- **To do**
Copy the listing verbatim, excluding any images found in it.
-- The input start --
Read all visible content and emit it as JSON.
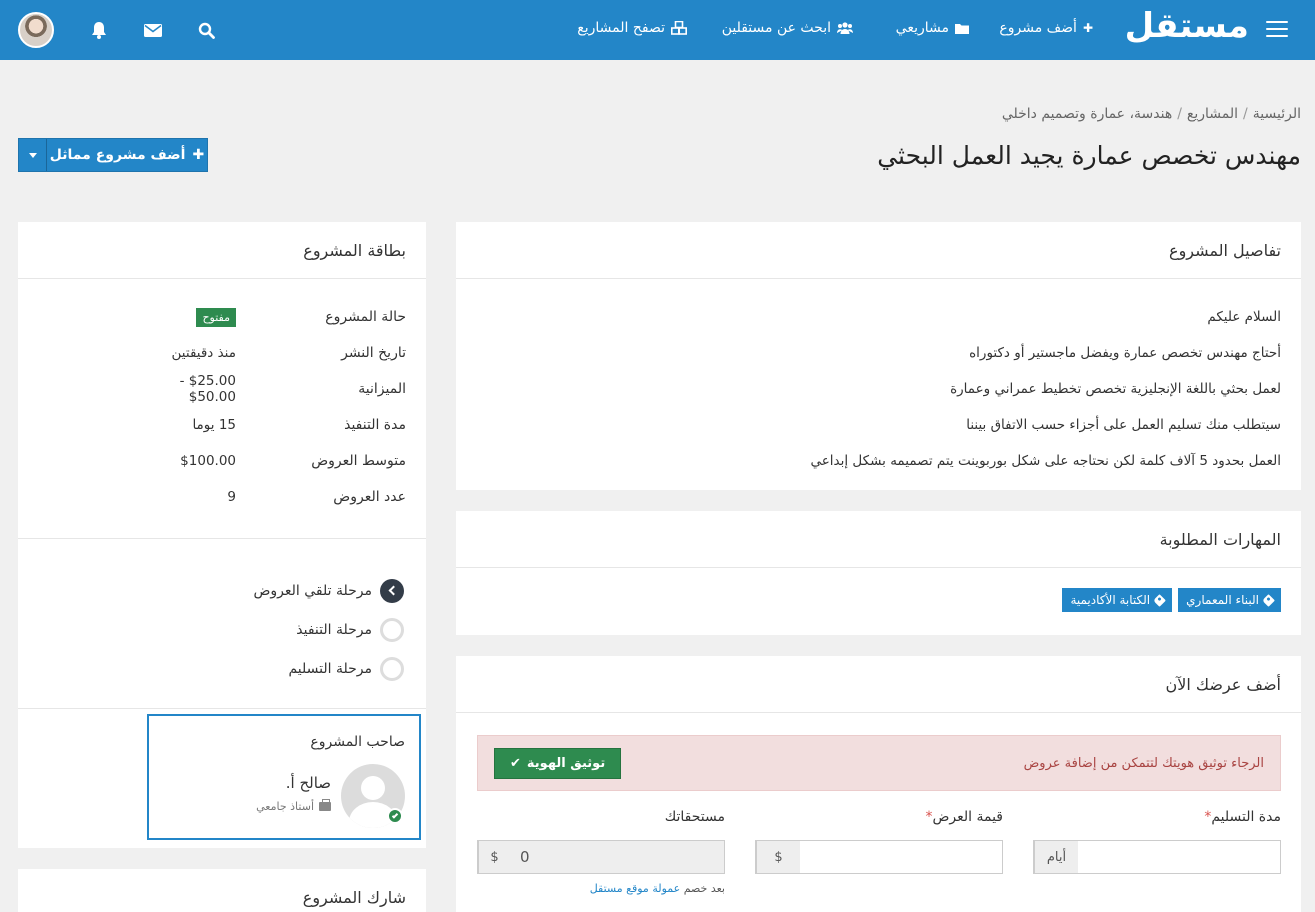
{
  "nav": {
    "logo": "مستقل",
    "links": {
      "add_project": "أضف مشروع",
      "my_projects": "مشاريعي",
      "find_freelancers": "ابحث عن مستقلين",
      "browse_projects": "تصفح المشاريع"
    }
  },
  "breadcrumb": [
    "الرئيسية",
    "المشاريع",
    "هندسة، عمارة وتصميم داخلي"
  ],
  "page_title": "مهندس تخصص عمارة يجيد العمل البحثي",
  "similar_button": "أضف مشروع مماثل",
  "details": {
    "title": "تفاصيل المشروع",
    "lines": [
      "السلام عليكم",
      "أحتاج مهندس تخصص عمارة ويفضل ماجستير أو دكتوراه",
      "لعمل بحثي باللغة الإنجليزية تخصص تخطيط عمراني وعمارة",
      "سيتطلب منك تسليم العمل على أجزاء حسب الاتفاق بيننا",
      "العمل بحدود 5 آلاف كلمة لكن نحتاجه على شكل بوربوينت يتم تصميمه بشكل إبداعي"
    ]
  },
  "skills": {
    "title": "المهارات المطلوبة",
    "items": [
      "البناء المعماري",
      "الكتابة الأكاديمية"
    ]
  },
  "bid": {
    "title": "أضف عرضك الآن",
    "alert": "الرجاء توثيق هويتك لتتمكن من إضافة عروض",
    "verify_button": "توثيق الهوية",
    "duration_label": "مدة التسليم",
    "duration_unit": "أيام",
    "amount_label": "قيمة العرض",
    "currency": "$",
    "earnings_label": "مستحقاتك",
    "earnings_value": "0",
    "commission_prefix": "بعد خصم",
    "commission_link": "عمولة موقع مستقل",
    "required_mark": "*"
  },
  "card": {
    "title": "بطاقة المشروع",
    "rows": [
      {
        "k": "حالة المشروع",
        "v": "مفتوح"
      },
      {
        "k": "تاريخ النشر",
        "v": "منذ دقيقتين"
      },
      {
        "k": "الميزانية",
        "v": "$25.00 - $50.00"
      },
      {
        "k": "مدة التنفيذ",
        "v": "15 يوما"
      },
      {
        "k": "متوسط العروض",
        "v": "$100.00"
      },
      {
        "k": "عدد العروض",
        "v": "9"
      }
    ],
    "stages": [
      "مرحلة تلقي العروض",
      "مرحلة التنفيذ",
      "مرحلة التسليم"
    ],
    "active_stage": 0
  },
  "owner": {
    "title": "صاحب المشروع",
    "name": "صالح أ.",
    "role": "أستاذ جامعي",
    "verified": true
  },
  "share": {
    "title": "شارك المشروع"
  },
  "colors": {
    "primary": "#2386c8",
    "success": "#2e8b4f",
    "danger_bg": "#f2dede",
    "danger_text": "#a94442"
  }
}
-- The input end --
- **Result below**
Read all visible content and emit it as JSON.
{
  "nav": {
    "logo": "مستقل",
    "links": {
      "add_project": "أضف مشروع",
      "my_projects": "مشاريعي",
      "find_freelancers": "ابحث عن مستقلين",
      "browse_projects": "تصفح المشاريع"
    }
  },
  "breadcrumb": [
    "الرئيسية",
    "المشاريع",
    "هندسة، عمارة وتصميم داخلي"
  ],
  "page_title": "مهندس تخصص عمارة يجيد العمل البحثي",
  "similar_button": "أضف مشروع مماثل",
  "details": {
    "title": "تفاصيل المشروع",
    "lines": [
      "السلام عليكم",
      "أحتاج مهندس تخصص عمارة ويفضل ماجستير أو دكتوراه",
      "لعمل بحثي باللغة الإنجليزية تخصص تخطيط عمراني وعمارة",
      "سيتطلب منك تسليم العمل على أجزاء حسب الاتفاق بيننا",
      "العمل بحدود 5 آلاف كلمة لكن نحتاجه على شكل بوربوينت يتم تصميمه بشكل إبداعي"
    ]
  },
  "skills": {
    "title": "المهارات المطلوبة",
    "items": [
      "البناء المعماري",
      "الكتابة الأكاديمية"
    ]
  },
  "bid": {
    "title": "أضف عرضك الآن",
    "alert": "الرجاء توثيق هويتك لتتمكن من إضافة عروض",
    "verify_button": "توثيق الهوية",
    "duration_label": "مدة التسليم",
    "duration_unit": "أيام",
    "amount_label": "قيمة العرض",
    "currency": "$",
    "earnings_label": "مستحقاتك",
    "earnings_value": "0",
    "commission_prefix": "بعد خصم",
    "commission_link": "عمولة موقع مستقل",
    "required_mark": "*"
  },
  "card": {
    "title": "بطاقة المشروع",
    "rows": [
      {
        "k": "حالة المشروع",
        "v": "مفتوح"
      },
      {
        "k": "تاريخ النشر",
        "v": "منذ دقيقتين"
      },
      {
        "k": "الميزانية",
        "v": "$25.00 - $50.00"
      },
      {
        "k": "مدة التنفيذ",
        "v": "15 يوما"
      },
      {
        "k": "متوسط العروض",
        "v": "$100.00"
      },
      {
        "k": "عدد العروض",
        "v": "9"
      }
    ],
    "stages": [
      "مرحلة تلقي العروض",
      "مرحلة التنفيذ",
      "مرحلة التسليم"
    ],
    "active_stage": 0
  },
  "owner": {
    "title": "صاحب المشروع",
    "name": "صالح أ.",
    "role": "أستاذ جامعي",
    "verified": true
  },
  "share": {
    "title": "شارك المشروع"
  },
  "colors": {
    "primary": "#2386c8",
    "success": "#2e8b4f",
    "danger_bg": "#f2dede",
    "danger_text": "#a94442"
  }
}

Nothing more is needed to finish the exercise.